--- Do this ---
Please restate the following records word for word.

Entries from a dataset
• • • •
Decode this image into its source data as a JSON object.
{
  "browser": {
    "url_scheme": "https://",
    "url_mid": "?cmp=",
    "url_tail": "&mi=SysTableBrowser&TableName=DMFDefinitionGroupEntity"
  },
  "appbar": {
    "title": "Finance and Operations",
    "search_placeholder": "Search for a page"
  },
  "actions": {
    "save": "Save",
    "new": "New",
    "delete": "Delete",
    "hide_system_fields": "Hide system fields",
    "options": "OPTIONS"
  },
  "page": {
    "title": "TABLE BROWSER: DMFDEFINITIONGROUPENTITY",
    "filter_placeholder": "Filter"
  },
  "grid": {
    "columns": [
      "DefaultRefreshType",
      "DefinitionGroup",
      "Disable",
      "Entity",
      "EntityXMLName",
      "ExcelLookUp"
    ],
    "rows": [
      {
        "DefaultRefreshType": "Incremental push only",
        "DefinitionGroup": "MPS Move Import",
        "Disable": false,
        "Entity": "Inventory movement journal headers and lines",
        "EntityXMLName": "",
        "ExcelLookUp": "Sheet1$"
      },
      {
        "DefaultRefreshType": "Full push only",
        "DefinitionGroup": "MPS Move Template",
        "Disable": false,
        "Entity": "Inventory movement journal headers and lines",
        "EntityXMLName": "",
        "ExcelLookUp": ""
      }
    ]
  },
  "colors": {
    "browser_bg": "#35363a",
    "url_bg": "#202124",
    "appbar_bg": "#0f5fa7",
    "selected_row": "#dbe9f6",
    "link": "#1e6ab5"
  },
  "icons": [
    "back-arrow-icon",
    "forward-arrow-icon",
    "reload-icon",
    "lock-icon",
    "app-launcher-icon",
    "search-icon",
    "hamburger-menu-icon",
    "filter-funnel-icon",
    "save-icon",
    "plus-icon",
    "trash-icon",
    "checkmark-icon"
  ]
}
• • • •
--- Final answer ---
Decode this image into its source data as a JSON object.
{
  "browser": {
    "url_scheme": "https://",
    "url_mid": "?cmp=",
    "url_tail": "&mi=SysTableBrowser&TableName=DMFDefinitionGroupEntity"
  },
  "appbar": {
    "title": "Finance and Operations",
    "search_placeholder": "Search for a page"
  },
  "actions": {
    "save": "Save",
    "new": "New",
    "delete": "Delete",
    "hide_system_fields": "Hide system fields",
    "options": "OPTIONS"
  },
  "page": {
    "title": "TABLE BROWSER: DMFDEFINITIONGROUPENTITY",
    "filter_placeholder": "Filter"
  },
  "grid": {
    "columns": [
      "DefaultRefreshType",
      "DefinitionGroup",
      "Disable",
      "Entity",
      "EntityXMLName",
      "ExcelLookUp"
    ],
    "rows": [
      {
        "DefaultRefreshType": "Incremental push only",
        "DefinitionGroup": "MPS Move Import",
        "Disable": false,
        "Entity": "Inventory movement journal headers and lines",
        "EntityXMLName": "",
        "ExcelLookUp": "Sheet1$"
      },
      {
        "DefaultRefreshType": "Full push only",
        "DefinitionGroup": "MPS Move Template",
        "Disable": false,
        "Entity": "Inventory movement journal headers and lines",
        "EntityXMLName": "",
        "ExcelLookUp": ""
      }
    ]
  },
  "colors": {
    "browser_bg": "#35363a",
    "url_bg": "#202124",
    "appbar_bg": "#0f5fa7",
    "selected_row": "#dbe9f6",
    "link": "#1e6ab5"
  },
  "icons": [
    "back-arrow-icon",
    "forward-arrow-icon",
    "reload-icon",
    "lock-icon",
    "app-launcher-icon",
    "search-icon",
    "hamburger-menu-icon",
    "filter-funnel-icon",
    "save-icon",
    "plus-icon",
    "trash-icon",
    "checkmark-icon"
  ]
}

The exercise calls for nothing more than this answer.